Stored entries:
◇ ◇ ◇ ◇ ◇
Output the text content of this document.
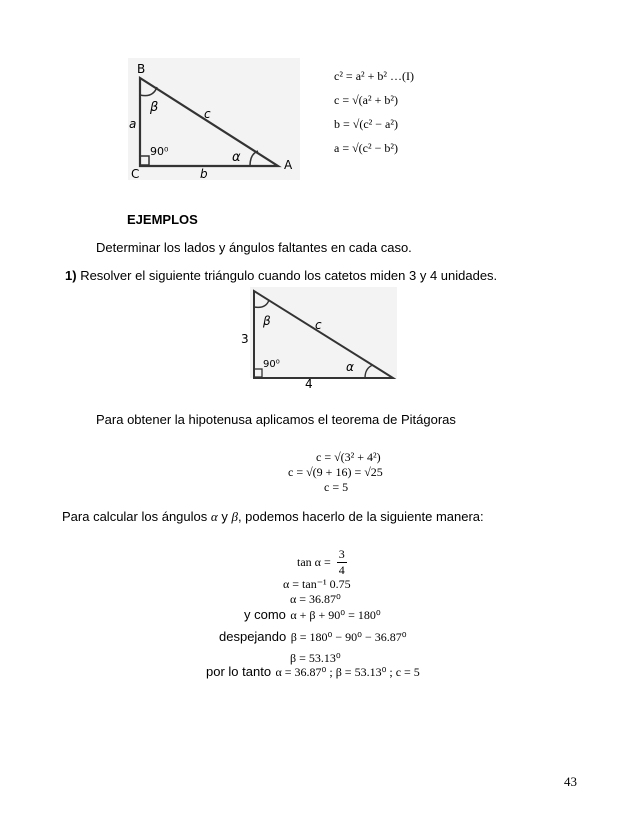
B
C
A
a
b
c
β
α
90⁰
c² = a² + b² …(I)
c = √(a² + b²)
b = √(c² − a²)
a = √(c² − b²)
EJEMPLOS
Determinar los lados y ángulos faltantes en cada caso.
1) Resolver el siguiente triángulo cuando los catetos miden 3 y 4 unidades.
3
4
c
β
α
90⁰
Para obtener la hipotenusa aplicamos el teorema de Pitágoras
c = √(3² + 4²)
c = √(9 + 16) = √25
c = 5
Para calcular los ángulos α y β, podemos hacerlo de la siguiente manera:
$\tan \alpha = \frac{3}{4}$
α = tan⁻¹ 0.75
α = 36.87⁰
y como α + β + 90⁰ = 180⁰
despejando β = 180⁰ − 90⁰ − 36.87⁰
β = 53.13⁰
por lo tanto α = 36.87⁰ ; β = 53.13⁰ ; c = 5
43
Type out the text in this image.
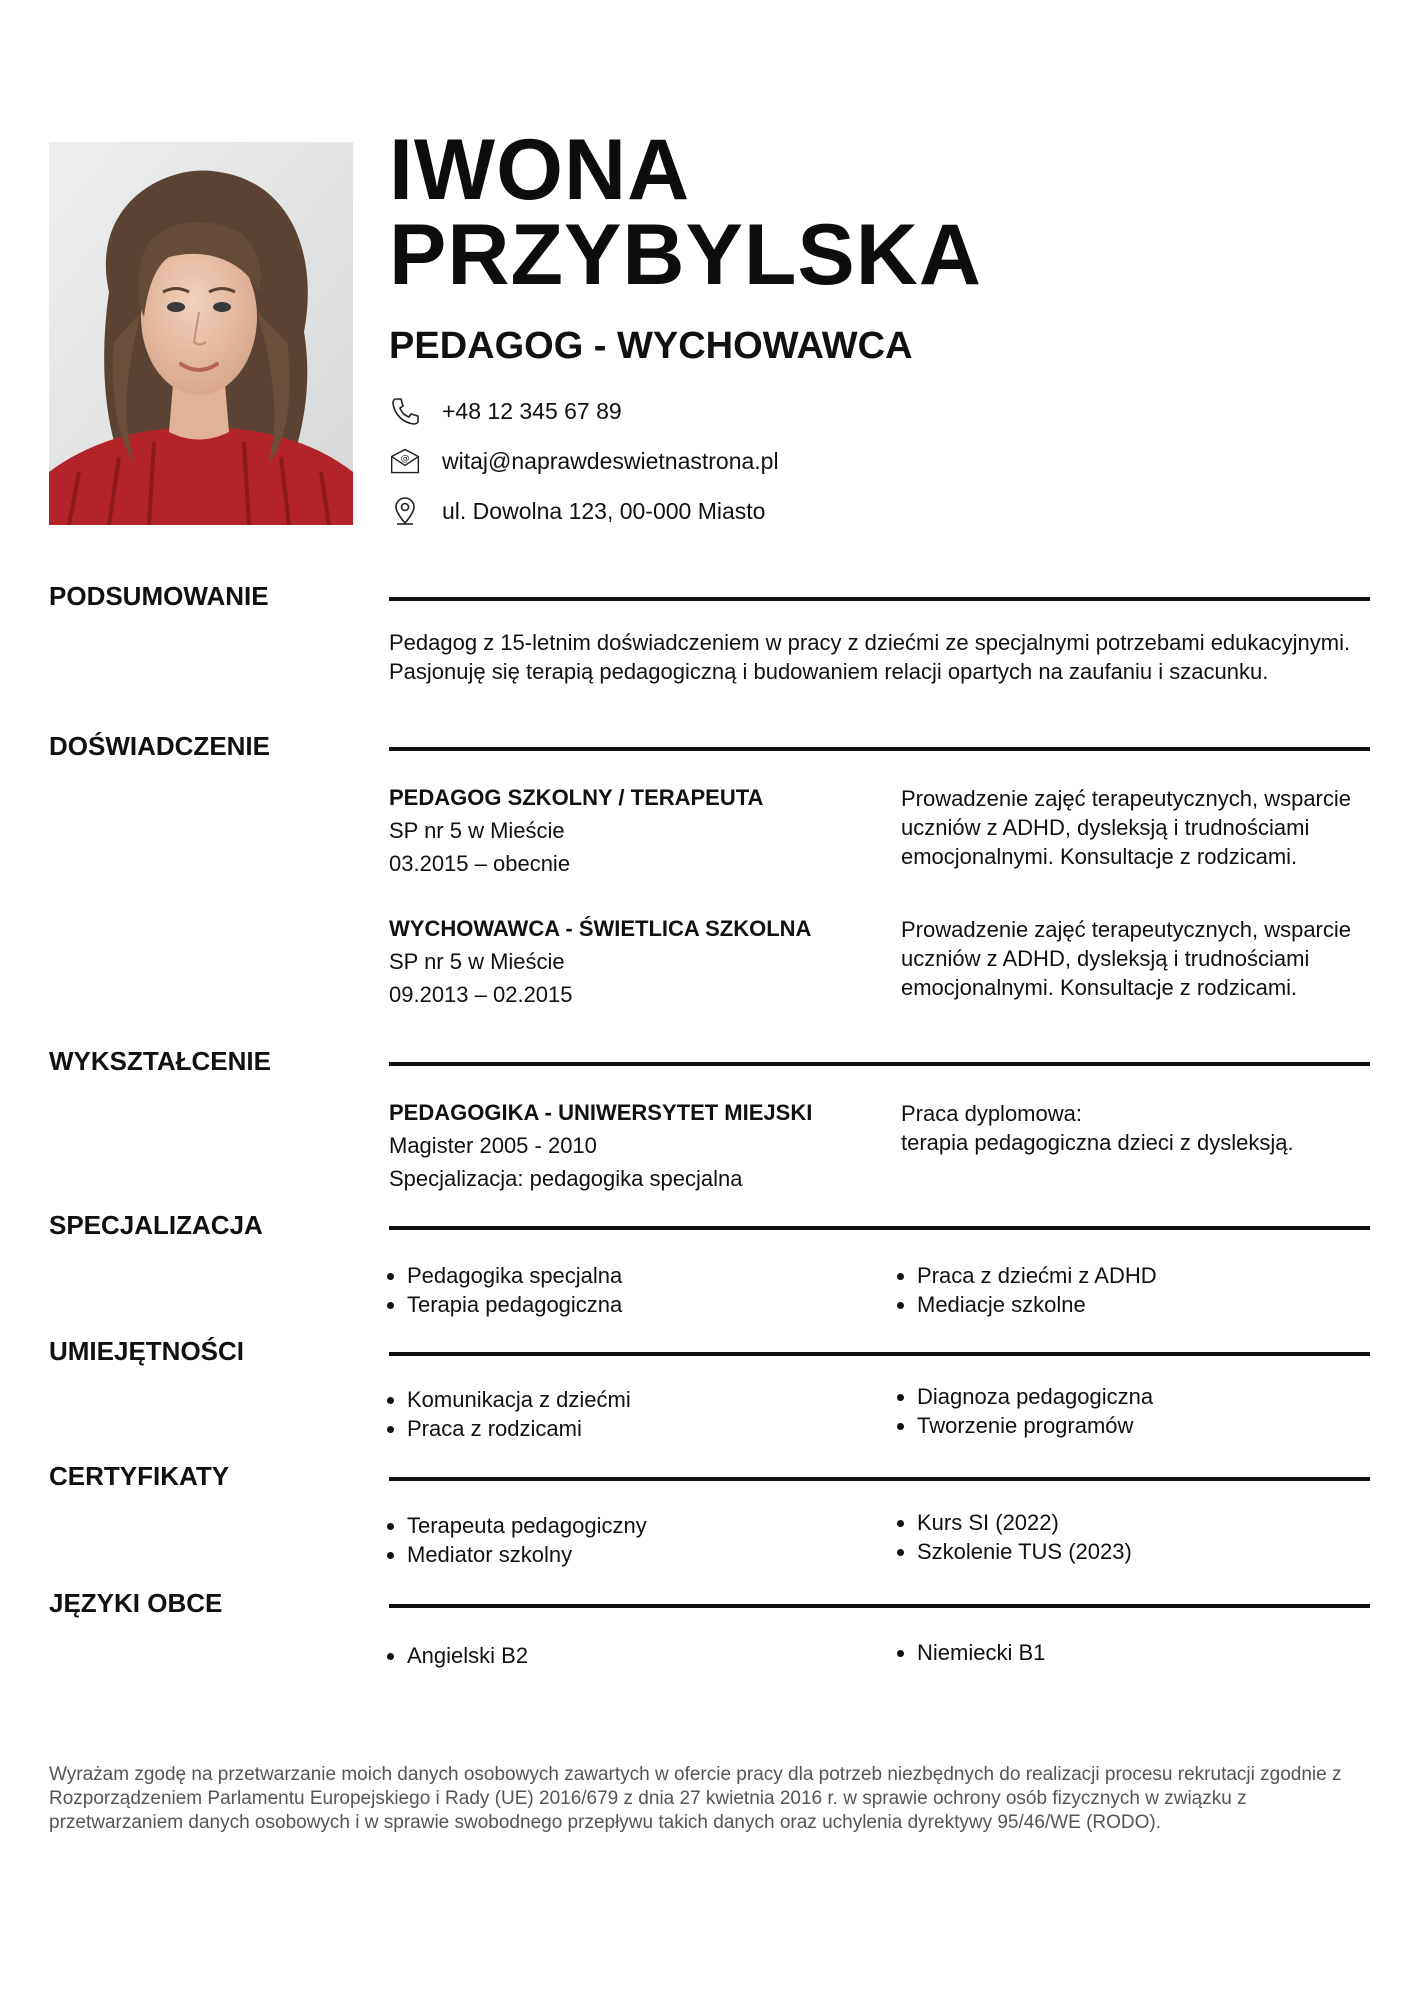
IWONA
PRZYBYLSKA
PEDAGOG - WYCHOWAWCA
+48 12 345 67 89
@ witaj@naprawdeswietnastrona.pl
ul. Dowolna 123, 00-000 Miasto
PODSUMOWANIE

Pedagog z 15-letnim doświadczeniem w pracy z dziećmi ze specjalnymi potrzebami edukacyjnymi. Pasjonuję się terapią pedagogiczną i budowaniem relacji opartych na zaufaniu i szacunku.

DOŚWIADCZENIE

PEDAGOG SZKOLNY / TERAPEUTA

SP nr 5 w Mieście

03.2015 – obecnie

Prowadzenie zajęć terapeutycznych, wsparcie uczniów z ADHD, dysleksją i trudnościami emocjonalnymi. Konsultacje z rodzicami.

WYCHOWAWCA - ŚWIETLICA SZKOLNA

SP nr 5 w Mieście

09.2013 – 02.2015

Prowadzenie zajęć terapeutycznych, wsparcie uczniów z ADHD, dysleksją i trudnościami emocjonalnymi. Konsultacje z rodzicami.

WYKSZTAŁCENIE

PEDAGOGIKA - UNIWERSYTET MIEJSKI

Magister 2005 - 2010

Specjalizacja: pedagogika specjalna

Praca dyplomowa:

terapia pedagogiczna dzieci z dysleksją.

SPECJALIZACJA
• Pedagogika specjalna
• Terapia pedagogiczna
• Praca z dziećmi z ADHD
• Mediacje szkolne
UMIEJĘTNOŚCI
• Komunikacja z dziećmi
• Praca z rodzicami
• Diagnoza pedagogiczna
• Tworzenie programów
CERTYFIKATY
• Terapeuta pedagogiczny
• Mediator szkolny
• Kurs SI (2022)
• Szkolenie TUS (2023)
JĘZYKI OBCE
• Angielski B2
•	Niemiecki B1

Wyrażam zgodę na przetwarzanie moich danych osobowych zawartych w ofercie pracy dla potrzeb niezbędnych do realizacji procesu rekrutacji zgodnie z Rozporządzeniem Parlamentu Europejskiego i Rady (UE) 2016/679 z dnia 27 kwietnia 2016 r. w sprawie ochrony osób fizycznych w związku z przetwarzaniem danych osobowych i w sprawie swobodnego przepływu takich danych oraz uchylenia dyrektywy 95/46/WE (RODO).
◇ ◇ ◇ ◇ ◇
(EXERCISE REQUIREMENTS):
Write out the listing word for word, omitting the pictures it holds.

(TASK RESPONSE):
Output the text content of this document.
B
C
A
a
b
c
β
α
90⁰
c² = a² + b² …(I)
c = √(a² + b²)
b = √(c² − a²)
a = √(c² − b²)
EJEMPLOS
Determinar los lados y ángulos faltantes en cada caso.
1) Resolver el siguiente triángulo cuando los catetos miden 3 y 4 unidades.
3
4
c
β
α
90⁰
Para obtener la hipotenusa aplicamos el teorema de Pitágoras
c = √(3² + 4²)
c = √(9 + 16) = √25
c = 5
Para calcular los ángulos α y β, podemos hacerlo de la siguiente manera:
$\tan \alpha = \frac{3}{4}$
α = tan⁻¹ 0.75
α = 36.87⁰
y como α + β + 90⁰ = 180⁰
despejando β = 180⁰ − 90⁰ − 36.87⁰
β = 53.13⁰
por lo tanto α = 36.87⁰ ; β = 53.13⁰ ; c = 5
43
Type out the text in this image.
IWONA
PRZYBYLSKA
PEDAGOG - WYCHOWAWCA
+48 12 345 67 89
@ witaj@naprawdeswietnastrona.pl
ul. Dowolna 123, 00-000 Miasto
PODSUMOWANIE

Pedagog z 15-letnim doświadczeniem w pracy z dziećmi ze specjalnymi potrzebami edukacyjnymi. Pasjonuję się terapią pedagogiczną i budowaniem relacji opartych na zaufaniu i szacunku.

DOŚWIADCZENIE

PEDAGOG SZKOLNY / TERAPEUTA

SP nr 5 w Mieście

03.2015 – obecnie

Prowadzenie zajęć terapeutycznych, wsparcie uczniów z ADHD, dysleksją i trudnościami emocjonalnymi. Konsultacje z rodzicami.

WYCHOWAWCA - ŚWIETLICA SZKOLNA

SP nr 5 w Mieście

09.2013 – 02.2015

Prowadzenie zajęć terapeutycznych, wsparcie uczniów z ADHD, dysleksją i trudnościami emocjonalnymi. Konsultacje z rodzicami.

WYKSZTAŁCENIE

PEDAGOGIKA - UNIWERSYTET MIEJSKI

Magister 2005 - 2010

Specjalizacja: pedagogika specjalna

Praca dyplomowa:

terapia pedagogiczna dzieci z dysleksją.

SPECJALIZACJA
• Pedagogika specjalna
• Terapia pedagogiczna
• Praca z dziećmi z ADHD
• Mediacje szkolne
UMIEJĘTNOŚCI
• Komunikacja z dziećmi
• Praca z rodzicami
• Diagnoza pedagogiczna
• Tworzenie programów
CERTYFIKATY
• Terapeuta pedagogiczny
• Mediator szkolny
• Kurs SI (2022)
• Szkolenie TUS (2023)
JĘZYKI OBCE
• Angielski B2
•	Niemiecki B1

Wyrażam zgodę na przetwarzanie moich danych osobowych zawartych w ofercie pracy dla potrzeb niezbędnych do realizacji procesu rekrutacji zgodnie z Rozporządzeniem Parlamentu Europejskiego i Rady (UE) 2016/679 z dnia 27 kwietnia 2016 r. w sprawie ochrony osób fizycznych w związku z przetwarzaniem danych osobowych i w sprawie swobodnego przepływu takich danych oraz uchylenia dyrektywy 95/46/WE (RODO).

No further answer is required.